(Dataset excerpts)
== == ==

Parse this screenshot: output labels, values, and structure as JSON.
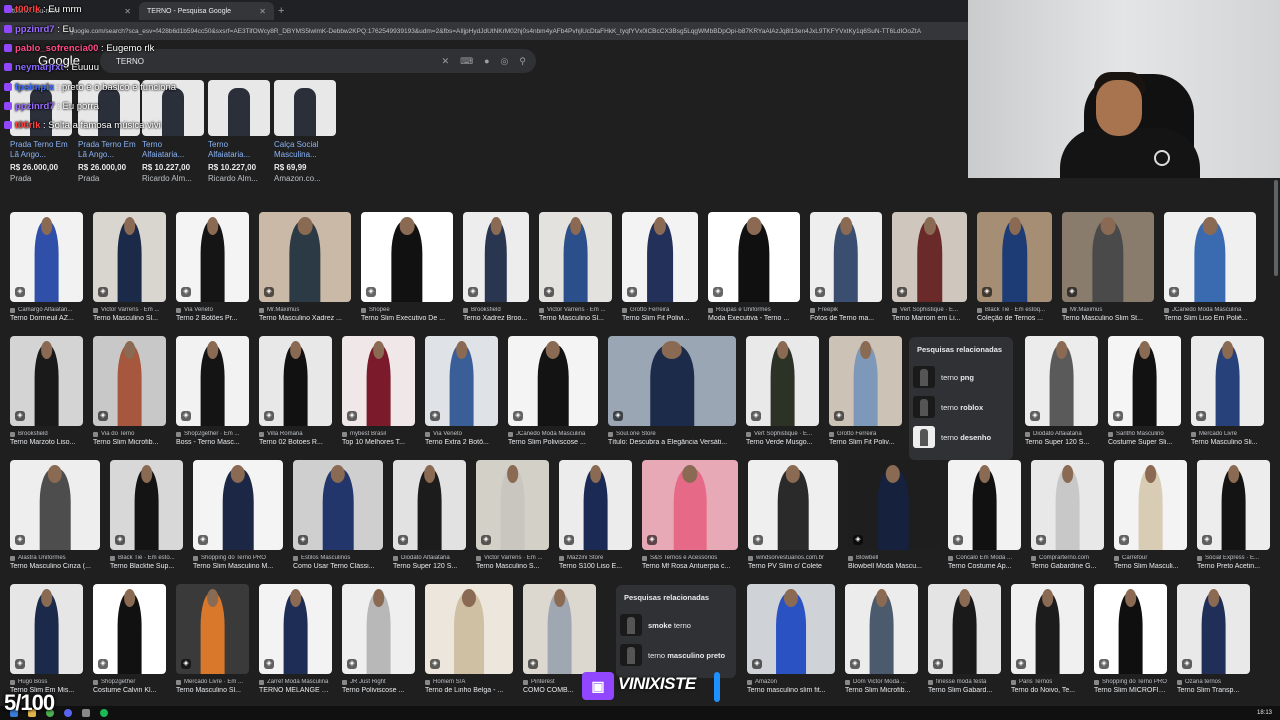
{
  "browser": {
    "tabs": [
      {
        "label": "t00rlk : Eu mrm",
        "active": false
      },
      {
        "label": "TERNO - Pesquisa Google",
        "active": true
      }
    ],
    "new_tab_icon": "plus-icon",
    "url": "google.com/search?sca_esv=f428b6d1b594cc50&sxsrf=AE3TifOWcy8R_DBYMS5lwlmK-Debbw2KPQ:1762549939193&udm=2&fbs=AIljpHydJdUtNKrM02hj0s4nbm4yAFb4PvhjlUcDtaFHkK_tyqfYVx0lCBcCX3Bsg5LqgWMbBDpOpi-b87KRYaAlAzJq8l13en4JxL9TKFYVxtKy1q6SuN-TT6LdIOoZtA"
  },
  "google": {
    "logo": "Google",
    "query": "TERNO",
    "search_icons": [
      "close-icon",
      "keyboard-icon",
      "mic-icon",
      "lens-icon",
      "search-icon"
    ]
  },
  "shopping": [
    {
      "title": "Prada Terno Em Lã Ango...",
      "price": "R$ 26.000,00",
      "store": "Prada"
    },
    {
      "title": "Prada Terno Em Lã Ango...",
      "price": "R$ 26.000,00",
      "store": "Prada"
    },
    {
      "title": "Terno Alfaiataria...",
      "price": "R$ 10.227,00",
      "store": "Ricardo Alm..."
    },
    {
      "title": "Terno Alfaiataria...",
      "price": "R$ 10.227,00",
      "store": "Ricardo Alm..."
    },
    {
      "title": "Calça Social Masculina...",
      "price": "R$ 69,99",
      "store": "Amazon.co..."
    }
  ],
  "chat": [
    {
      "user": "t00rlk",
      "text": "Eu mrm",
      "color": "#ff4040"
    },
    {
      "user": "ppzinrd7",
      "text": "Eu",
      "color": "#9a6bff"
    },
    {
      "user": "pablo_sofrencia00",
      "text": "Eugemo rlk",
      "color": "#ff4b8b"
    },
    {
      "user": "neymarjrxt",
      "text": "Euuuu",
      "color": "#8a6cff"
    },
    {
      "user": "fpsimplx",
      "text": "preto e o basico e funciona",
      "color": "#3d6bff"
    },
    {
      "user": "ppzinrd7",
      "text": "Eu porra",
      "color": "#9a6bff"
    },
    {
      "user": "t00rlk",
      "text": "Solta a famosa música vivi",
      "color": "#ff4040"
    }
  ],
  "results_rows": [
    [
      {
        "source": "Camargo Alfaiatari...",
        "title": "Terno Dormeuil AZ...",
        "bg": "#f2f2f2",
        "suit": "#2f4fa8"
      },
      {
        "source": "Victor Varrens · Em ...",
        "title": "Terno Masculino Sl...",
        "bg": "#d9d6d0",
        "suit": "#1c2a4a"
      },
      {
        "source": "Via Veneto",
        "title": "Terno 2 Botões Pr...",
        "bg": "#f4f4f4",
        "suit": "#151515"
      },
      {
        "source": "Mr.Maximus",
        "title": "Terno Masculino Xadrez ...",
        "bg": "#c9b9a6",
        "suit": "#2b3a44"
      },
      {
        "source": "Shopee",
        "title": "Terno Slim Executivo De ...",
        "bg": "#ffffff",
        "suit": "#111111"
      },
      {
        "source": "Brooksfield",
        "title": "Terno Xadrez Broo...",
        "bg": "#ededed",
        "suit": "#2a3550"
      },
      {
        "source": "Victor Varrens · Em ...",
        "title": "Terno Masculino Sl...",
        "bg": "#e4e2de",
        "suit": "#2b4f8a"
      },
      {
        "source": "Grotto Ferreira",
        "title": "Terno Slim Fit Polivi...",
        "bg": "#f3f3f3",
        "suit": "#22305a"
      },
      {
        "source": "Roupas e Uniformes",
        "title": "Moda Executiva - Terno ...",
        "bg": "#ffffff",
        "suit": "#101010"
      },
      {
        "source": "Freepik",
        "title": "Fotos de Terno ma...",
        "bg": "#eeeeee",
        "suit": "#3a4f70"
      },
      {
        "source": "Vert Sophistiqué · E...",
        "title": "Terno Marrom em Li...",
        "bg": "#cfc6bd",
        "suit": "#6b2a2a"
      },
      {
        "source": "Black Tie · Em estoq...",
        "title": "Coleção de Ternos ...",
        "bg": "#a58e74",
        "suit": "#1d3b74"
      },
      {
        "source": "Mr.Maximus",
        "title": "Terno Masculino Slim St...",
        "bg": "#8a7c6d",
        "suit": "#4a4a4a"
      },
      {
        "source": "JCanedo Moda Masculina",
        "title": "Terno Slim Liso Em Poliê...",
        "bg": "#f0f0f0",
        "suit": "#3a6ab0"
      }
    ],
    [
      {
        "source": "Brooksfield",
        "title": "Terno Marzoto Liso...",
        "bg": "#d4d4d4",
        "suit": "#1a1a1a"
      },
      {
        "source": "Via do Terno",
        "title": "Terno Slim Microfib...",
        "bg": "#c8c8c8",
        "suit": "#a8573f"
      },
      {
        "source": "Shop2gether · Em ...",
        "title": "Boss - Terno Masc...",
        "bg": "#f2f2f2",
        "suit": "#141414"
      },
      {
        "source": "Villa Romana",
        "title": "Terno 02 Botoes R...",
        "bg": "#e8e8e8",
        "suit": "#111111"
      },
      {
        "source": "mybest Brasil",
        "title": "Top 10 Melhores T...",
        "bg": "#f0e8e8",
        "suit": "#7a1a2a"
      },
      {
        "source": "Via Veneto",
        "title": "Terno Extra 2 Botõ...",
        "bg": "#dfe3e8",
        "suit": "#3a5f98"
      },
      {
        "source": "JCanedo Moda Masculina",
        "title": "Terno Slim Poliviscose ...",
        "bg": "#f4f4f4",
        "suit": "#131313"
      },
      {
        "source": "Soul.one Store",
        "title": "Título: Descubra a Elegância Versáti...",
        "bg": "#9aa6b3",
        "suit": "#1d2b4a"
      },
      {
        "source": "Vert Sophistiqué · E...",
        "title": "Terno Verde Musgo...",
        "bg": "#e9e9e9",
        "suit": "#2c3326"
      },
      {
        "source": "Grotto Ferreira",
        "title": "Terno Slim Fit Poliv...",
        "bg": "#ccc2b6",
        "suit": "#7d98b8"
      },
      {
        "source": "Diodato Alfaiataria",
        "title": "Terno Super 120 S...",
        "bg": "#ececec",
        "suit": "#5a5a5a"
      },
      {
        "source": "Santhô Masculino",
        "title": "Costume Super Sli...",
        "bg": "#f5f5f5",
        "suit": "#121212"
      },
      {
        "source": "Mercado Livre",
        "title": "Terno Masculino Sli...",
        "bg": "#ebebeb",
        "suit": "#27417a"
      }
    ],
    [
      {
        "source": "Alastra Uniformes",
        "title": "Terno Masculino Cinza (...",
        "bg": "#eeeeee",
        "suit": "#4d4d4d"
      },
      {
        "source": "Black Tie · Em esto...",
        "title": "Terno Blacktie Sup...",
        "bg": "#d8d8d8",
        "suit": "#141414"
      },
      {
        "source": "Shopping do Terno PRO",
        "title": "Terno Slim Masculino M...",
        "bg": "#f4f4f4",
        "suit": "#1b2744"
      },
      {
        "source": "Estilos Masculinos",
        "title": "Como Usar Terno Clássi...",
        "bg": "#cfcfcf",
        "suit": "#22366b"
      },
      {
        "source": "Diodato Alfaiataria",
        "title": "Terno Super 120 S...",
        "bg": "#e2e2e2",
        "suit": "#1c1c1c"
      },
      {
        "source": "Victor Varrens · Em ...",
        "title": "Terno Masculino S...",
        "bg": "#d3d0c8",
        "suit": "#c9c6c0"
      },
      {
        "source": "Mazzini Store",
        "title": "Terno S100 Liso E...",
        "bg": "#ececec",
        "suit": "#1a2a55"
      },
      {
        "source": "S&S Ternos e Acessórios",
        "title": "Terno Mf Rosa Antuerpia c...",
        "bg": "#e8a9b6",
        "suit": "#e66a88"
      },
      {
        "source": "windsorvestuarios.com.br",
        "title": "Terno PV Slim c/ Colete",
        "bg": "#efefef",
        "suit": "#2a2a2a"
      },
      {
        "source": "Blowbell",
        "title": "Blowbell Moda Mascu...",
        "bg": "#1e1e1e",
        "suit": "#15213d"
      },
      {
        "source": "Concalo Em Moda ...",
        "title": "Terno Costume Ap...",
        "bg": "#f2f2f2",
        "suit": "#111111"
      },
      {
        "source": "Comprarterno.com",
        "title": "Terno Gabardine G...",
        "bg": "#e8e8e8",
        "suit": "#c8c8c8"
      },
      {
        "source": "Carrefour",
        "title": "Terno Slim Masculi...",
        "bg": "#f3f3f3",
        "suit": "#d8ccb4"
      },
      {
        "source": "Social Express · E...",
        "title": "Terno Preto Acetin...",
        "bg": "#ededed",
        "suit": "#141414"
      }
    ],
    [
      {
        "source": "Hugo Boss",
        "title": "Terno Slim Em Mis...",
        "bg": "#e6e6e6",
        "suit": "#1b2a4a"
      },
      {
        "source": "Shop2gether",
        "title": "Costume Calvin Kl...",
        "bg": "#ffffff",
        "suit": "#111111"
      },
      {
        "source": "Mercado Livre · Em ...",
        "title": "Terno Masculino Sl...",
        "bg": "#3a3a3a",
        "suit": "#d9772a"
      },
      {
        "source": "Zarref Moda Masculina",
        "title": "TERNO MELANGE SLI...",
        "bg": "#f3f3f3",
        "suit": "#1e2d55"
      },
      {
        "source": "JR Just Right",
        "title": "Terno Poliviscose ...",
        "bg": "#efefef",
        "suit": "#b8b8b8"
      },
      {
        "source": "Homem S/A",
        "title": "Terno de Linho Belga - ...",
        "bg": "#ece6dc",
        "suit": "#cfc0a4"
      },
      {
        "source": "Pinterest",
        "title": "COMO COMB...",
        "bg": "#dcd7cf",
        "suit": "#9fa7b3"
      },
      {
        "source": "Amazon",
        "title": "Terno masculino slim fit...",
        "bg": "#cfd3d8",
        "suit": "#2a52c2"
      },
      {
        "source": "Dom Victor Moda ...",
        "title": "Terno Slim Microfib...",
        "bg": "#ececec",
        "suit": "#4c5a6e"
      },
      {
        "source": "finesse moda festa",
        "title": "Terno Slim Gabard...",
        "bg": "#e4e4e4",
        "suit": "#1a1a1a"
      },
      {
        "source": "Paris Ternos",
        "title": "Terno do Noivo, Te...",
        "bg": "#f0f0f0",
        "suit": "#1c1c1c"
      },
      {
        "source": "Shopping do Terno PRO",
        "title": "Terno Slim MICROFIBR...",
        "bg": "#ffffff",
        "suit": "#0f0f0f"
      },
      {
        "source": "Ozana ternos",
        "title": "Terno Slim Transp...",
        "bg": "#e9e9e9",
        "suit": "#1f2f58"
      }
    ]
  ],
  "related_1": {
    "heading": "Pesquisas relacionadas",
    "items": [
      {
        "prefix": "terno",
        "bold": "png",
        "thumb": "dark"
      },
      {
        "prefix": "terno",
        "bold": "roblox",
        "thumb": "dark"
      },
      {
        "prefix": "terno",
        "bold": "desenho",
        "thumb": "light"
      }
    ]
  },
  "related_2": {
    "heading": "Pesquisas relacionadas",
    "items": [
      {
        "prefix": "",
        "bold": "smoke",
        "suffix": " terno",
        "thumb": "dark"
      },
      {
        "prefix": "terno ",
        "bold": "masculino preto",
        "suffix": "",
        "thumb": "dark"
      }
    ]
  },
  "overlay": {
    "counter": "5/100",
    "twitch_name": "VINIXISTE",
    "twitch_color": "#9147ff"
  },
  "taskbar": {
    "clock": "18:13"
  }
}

== == ==

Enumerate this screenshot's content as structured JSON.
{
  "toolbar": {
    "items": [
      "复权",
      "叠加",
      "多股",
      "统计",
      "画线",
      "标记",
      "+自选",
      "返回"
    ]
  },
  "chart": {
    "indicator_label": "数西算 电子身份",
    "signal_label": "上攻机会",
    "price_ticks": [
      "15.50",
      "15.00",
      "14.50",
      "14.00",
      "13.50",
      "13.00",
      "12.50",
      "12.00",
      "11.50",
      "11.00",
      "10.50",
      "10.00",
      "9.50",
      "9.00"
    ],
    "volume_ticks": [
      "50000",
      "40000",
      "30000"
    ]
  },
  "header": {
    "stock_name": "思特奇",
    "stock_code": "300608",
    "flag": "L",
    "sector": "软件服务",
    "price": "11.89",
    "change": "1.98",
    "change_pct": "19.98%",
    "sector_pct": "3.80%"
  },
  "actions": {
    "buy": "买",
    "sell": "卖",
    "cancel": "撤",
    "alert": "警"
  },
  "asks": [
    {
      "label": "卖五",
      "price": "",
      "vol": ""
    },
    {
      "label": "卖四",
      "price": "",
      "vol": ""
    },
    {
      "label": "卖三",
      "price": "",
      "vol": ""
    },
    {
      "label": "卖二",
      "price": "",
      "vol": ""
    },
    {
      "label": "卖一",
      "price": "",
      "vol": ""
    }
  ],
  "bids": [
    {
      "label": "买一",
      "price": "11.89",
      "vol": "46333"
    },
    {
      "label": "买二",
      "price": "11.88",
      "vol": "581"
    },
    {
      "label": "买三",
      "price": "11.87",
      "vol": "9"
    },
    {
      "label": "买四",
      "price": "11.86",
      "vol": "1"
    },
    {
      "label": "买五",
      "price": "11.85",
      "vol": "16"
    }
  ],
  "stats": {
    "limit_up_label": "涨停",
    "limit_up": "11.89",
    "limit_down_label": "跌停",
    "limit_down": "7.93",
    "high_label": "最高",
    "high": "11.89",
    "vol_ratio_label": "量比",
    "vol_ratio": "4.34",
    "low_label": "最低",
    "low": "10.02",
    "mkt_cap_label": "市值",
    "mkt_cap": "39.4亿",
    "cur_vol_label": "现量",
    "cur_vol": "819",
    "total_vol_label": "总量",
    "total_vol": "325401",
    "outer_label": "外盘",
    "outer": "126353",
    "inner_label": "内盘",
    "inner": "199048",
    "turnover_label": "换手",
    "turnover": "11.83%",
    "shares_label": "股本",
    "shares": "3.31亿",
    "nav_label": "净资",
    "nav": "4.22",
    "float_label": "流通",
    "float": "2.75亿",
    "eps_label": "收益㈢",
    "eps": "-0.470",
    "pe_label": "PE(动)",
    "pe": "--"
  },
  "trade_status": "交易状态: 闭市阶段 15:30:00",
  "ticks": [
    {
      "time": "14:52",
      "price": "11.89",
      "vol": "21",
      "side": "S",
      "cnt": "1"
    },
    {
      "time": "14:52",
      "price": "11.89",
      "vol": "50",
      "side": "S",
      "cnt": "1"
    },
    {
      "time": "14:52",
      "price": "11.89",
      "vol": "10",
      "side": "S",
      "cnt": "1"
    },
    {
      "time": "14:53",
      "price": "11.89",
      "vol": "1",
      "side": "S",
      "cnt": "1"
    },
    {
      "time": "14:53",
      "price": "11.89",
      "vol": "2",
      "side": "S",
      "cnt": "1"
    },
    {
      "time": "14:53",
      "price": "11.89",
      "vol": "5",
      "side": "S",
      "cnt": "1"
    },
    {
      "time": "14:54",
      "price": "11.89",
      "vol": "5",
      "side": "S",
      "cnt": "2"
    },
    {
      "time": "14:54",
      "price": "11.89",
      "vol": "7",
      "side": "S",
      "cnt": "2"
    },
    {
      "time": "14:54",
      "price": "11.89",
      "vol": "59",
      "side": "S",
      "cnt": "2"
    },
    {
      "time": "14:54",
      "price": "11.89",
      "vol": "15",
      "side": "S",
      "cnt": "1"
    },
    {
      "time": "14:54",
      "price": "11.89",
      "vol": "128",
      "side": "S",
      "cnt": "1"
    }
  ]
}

== == ==

§ **EXERCISE DETAILS**: In the records above, locate every line with the string "screenshot" and copy it.

§ **REPLY**:
Parse this screenshot: output labels, values, and structure as JSON.
Enumerate this screenshot's content as structured JSON.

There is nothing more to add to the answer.